**** PASAJE PROPORCIONADO

“El médico me revisó la barriga y me dijo ‘tu bebé está muerto; aquí no te podemos atender’”, me contó Yasmelis Casanova el 10 de mayo, Día de las Madres.
La conocí al entrar al Hospital Materno Infantil de Petare, un complejo de barrios informales en el este de Caracas.
Casanova, de 42 años y con 31 semanas de embarazo, me dijo que llevaba varias horas con dolores y había tenido un largo viaje en transporte público, sorteando retenes instalados por la cuarentena.
Pero en el hospital le informaron que no había agua, solo uno de sus cuatro quirófanos funcionaba, el hematólogo estaba con licencia médica desde que comenzó el confinamiento nacional, el 17 de marzo, y el banco de sangre no estaba operativo.

********
**** DATOS ANALIZADOS

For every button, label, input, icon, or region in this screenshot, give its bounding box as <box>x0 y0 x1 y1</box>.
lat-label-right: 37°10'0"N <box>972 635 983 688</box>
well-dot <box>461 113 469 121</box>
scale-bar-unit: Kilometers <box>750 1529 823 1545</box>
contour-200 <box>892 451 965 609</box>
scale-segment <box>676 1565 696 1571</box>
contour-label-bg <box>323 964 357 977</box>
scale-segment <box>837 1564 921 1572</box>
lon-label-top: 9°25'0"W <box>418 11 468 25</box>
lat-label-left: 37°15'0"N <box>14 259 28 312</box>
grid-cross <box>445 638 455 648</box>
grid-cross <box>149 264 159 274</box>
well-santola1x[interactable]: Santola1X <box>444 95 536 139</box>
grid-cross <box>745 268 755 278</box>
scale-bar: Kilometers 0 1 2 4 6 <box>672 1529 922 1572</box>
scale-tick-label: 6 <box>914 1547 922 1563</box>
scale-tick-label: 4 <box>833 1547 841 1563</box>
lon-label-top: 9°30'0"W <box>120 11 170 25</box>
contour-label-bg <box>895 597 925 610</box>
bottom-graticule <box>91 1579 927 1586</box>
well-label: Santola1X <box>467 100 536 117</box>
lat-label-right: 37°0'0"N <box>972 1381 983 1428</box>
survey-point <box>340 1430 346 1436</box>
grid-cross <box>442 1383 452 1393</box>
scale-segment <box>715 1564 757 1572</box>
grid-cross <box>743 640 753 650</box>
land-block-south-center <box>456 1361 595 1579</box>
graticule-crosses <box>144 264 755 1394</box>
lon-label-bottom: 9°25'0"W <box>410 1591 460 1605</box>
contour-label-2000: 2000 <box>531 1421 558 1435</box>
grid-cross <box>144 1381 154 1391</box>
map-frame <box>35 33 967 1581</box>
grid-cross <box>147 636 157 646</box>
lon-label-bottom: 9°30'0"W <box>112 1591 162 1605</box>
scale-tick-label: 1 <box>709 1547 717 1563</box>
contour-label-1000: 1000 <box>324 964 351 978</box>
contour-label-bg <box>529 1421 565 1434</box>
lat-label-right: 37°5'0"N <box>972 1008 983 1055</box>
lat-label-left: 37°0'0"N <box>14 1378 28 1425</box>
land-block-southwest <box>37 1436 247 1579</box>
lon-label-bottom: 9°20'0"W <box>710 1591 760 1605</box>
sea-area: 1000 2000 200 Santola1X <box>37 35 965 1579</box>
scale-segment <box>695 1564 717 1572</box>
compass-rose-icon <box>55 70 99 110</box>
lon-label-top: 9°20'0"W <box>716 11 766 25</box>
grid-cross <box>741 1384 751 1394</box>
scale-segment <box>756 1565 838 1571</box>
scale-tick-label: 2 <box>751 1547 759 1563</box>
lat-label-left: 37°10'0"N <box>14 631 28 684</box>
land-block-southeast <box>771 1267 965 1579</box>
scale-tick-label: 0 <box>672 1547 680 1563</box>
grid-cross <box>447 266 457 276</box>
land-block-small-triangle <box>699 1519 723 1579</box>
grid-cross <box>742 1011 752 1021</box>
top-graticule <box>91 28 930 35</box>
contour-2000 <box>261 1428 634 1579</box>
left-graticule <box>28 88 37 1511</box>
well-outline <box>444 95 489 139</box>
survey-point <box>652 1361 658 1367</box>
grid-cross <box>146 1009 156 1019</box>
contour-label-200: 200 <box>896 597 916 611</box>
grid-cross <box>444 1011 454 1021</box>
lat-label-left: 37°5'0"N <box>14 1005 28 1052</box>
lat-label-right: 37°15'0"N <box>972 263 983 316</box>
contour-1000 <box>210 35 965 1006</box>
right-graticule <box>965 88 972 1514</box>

********

**INSTRUCCIONES DE TRABAJO:**
**a)** Duplique literalmente el fragmento del pasaje que va desde "La conocí al" hasta "por la cuarentena.", ambos inclusive.
**b)** Según el pasaje, ¿desde qué fecha se encontraba el hematólogo del hospital con licencia médica?
El material procede de una fuente distinta a la del pasaje.

**SOLUCIONES PROPUESTAS:**
**a)**
La conocí al entrar al Hospital Materno Infantil de Petare, un complejo de barrios informales en el este de Caracas.
Casanova, de 42 años y con 31 semanas de embarazo, me dijo que llevaba varias horas con dolores y había tenido un largo viaje en transporte público, sorteando retenes instalados por la cuarentena.

**b)** Desde el 17 de marzo, cuando comenzó el confinamiento nacional.